TEXT SECTION:

┌────────

From mboxrd@z Thu Jan  1 00:00:00 1970
Return-Path: <linux-kernel-owner@vger.kernel.org>
Received: (majordomo@vger.kernel.org) by vger.kernel.org via listexpand
	id S1752960Ab0JMTKU (ORCPT <rfc822;w@1wt.eu>);
	Wed, 13 Oct 2010 15:10:20 -0400
Received: from smtp-out.google.com ([74.125.121.35]:11592 "EHLO
	smtp-out.google.com" rhost-flags-OK-OK-OK-OK) by vger.kernel.org
	with ESMTP id S1752894Ab0JMTKS (ORCPT
	<rfc822;linux-kernel@vger.kernel.org>);
	Wed, 13 Oct 2010 15:10:18 -0400
DomainKey-Signature: a=rsa-sha1; s=beta; d=google.com; c=nofws; q=dns;
	h=from:to:cc:subject:date:message-id:x-mailer:in-reply-to:references;
	b=lQIop5pTEyo2acEgtbEhx9zT8xUwxsRS2tCKIrx75/wXMm1f4sxR49lYbRB5vBoKZ
	IqDavf08/G+AEHVOk6SdQ==
From: Nikhil Rao <ncrao@google.com>
To: Ingo Molnar <mingo@elte.hu>, Peter Zijlstra <peterz@infradead.org>,
        Mike Galbraith <efault@gmx.de>,
        Suresh Siddha <suresh.b.siddha@intel.com>,
        Venkatesh Pallipadi <venki@google.com>
Cc: linux-kernel@vger.kernel.org, Nikhil Rao <ncrao@google.com>
Subject: [PATCH 4/4] sched: force balancing on newidle balance if local group has capacity
Date: Wed, 13 Oct 2010 12:09:38 -0700
Message-Id: <1286996978-7007-5-git-send-email-ncrao@google.com>
X-Mailer: git-send-email 1.7.1
In-Reply-To: <1286996978-7007-1-git-send-email-ncrao@google.com>
References: <1286996978-7007-1-git-send-email-ncrao@google.com>
Sender: linux-kernel-owner@vger.kernel.org
List-ID: <linux-kernel.vger.kernel.org>
X-Mailing-List: linux-kernel@vger.kernel.org

This patch forces a load balance on a newly idle cpu when the local group has
extra capacity and the busiest group does not have any. It improves system
utilization when balancing tasks with a large weight differential.

└────────

PROBLEM SET:
A - Copy the listing from its first line through the line containing "y-tick-label: 65: [42, 220, 56, 230]", both included, and only those lines.
B - Continue the patch message on scheduler load balancing from its last sentence.
The patch message and the listing have nothing to do with each other.

Layout coordinate data listing
┌────────

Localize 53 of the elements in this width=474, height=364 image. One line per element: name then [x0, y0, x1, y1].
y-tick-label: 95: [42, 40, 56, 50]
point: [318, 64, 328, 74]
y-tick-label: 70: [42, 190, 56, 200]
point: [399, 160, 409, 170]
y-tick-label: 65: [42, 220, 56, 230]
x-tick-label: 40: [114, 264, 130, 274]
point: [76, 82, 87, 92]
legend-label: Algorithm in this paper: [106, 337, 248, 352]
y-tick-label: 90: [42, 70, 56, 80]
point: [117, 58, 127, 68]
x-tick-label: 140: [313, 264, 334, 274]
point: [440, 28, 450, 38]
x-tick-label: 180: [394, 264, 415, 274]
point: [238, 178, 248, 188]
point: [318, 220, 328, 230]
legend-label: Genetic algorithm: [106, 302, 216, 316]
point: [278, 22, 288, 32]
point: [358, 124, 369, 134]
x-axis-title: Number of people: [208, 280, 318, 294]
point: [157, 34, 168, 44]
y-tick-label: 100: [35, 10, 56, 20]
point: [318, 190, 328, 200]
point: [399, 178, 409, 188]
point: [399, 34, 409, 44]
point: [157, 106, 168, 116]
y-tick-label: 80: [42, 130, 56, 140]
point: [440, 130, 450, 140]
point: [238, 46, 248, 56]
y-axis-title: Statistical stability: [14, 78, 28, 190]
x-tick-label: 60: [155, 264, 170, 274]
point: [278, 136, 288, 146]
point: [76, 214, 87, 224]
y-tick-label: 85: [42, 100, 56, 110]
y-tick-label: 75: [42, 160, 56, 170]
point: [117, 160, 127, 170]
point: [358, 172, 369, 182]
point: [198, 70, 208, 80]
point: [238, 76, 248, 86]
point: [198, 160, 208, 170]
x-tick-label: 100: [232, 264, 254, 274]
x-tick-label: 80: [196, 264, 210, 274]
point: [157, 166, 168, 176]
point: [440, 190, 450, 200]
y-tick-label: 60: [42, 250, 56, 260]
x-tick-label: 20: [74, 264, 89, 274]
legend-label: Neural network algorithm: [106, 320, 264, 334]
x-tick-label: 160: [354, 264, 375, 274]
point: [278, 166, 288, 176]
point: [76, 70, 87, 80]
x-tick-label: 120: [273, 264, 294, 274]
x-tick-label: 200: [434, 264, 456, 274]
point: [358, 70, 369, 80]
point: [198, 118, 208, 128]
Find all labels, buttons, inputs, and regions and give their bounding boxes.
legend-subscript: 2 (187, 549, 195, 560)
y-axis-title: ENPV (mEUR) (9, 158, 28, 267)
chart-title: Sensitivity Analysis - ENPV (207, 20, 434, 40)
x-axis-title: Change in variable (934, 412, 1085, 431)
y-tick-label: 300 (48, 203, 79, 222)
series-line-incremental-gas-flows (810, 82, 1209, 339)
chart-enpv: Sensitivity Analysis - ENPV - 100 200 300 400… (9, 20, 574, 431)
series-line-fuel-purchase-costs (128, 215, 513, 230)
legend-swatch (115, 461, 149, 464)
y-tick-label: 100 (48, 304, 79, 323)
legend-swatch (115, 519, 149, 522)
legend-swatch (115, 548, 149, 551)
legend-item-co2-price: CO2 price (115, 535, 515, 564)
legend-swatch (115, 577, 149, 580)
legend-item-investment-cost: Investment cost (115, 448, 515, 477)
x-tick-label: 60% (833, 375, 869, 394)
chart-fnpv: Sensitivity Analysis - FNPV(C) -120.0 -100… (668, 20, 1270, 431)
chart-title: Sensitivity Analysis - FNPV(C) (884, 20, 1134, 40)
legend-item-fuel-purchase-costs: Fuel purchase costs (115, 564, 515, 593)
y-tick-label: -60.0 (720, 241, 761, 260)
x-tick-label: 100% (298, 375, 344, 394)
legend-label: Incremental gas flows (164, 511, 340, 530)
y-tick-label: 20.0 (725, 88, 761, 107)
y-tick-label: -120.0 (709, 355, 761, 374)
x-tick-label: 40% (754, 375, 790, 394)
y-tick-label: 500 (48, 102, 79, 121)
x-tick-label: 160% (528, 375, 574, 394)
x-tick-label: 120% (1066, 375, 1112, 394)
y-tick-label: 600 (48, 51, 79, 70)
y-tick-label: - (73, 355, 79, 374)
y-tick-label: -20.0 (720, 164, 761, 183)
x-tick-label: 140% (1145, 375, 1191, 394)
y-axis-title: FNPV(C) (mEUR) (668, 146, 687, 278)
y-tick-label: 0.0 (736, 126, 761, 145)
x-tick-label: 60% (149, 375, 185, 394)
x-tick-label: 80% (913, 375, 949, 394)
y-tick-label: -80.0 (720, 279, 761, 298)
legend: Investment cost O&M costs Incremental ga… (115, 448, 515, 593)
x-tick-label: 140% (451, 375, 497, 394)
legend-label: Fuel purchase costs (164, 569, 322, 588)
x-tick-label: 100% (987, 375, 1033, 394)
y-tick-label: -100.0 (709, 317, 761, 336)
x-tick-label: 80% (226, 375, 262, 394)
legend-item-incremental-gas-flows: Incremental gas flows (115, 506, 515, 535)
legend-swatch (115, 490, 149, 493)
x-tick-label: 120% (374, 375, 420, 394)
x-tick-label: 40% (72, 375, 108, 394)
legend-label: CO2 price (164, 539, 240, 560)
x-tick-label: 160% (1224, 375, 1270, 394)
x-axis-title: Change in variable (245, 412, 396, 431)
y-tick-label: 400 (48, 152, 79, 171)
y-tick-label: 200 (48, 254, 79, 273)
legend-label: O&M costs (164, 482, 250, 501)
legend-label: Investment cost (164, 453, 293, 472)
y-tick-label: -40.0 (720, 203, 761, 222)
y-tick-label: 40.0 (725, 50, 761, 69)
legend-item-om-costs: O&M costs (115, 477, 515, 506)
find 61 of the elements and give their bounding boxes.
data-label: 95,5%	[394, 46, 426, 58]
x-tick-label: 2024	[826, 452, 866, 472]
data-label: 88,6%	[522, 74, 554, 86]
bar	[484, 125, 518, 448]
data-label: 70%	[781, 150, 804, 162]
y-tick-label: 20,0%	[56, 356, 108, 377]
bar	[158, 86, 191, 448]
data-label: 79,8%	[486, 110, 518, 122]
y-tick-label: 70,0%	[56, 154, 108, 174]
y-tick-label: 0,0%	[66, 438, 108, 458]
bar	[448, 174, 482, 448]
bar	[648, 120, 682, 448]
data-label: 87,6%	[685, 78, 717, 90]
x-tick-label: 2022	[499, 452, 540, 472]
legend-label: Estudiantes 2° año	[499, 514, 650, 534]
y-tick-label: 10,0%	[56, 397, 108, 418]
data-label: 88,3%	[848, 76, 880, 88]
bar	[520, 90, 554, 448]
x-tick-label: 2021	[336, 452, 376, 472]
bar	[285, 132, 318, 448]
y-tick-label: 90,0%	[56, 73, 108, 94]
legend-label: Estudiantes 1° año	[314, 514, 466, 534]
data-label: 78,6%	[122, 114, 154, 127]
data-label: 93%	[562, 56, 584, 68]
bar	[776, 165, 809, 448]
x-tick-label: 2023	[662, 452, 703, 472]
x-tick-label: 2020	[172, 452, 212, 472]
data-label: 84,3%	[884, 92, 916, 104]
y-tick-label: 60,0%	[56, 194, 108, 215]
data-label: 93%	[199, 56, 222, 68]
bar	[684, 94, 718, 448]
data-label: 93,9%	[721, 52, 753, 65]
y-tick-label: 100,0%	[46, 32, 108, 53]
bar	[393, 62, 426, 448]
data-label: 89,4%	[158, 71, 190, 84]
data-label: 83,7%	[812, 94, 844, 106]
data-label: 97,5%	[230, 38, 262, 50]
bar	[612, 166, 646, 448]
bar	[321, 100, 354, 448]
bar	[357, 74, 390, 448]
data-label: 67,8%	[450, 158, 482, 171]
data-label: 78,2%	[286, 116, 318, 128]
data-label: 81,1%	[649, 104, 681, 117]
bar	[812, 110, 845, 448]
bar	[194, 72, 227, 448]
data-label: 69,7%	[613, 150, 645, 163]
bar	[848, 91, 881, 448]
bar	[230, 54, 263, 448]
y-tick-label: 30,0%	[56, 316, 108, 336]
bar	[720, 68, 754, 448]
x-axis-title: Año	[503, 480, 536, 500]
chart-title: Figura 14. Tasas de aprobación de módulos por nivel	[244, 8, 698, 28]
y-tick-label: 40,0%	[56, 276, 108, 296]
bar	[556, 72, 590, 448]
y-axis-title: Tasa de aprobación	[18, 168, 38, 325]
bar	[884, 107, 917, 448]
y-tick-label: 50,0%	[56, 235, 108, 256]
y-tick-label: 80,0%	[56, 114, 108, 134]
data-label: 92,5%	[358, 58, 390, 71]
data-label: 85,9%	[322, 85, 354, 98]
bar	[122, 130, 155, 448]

└────────

TASK ANSWERS:
A -
Localize 53 of the elements in this width=474, height=364 image. One line per element: name then [x0, y0, x1, y1].
y-tick-label: 95: [42, 40, 56, 50]
point: [318, 64, 328, 74]
y-tick-label: 70: [42, 190, 56, 200]
point: [399, 160, 409, 170]
y-tick-label: 65: [42, 220, 56, 230]

B -
Under certain situations, such as a niced down task (i.e. nice = -15) in the
presence of nr_cpus NICE0 tasks, the niced task lands on a sched group and
kicks away other tasks because of its large weight. This leads to sub-optimal
utilization of the machine. Even though the sched group has capacity, it does
not pull tasks because sds.this_load >> sds.max_load, and f_b_g() returns NULL.

With this patch, if the local group has extra capacity, we shortcut the checks
in f_b_g() and try to pull a task over. A sched group has extra capacity if the
group capacity is greater than the number of running tasks in that group.

Thanks to Mike Galbraith for discussions leading to this patch and for the
insight to reuse SD_NEWIDLE_BALANCE.

Signed-off-by: Nikhil Rao <ncrao@google.com>
---
 kernel/sched_fair.c |   30 +++++++++++++++++++++++++++---
 1 files changed, 27 insertions(+), 3 deletions(-)

diff --git a/kernel/sched_fair.c b/kernel/sched_fair.c
index 2f38b8a..202fa25 100644
--- a/kernel/sched_fair.c
+++ b/kernel/sched_fair.c
@@ -1764,6 +1764,10 @@ static void pull_task(struct rq *src_rq, struct task_struct *p,
 	set_task_cpu(p, this_cpu);
 	activate_task(this_rq, p, 0);
 	check_preempt_curr(this_rq, p, 0);
+
+	/* re-arm NEWIDLE balancing when moving tasks */
+	src_rq->avg_idle = this_rq->avg_idle = 2*sysctl_sched_migration_cost;
+	this_rq->idle_stamp = 0;
 }
 
 /*
@@ -2031,12 +2035,14 @@ struct sd_lb_stats {
 	unsigned long this_load_per_task;
 	unsigned long this_nr_running;
 	unsigned long this_group_capacity;
+	unsigned long this_has_capacity;
 
 	/* Statistics of the busiest group */
 	unsigned long max_load;
 	unsigned long busiest_load_per_task;
 	unsigned long busiest_nr_running;
 	unsigned long busiest_group_capacity;
+	unsigned long busiest_has_capacity;
 
 	int group_imb; /* Is there imbalance in this sd */
 #if defined(CONFIG_SCHED_MC) || defined(CONFIG_SCHED_SMT)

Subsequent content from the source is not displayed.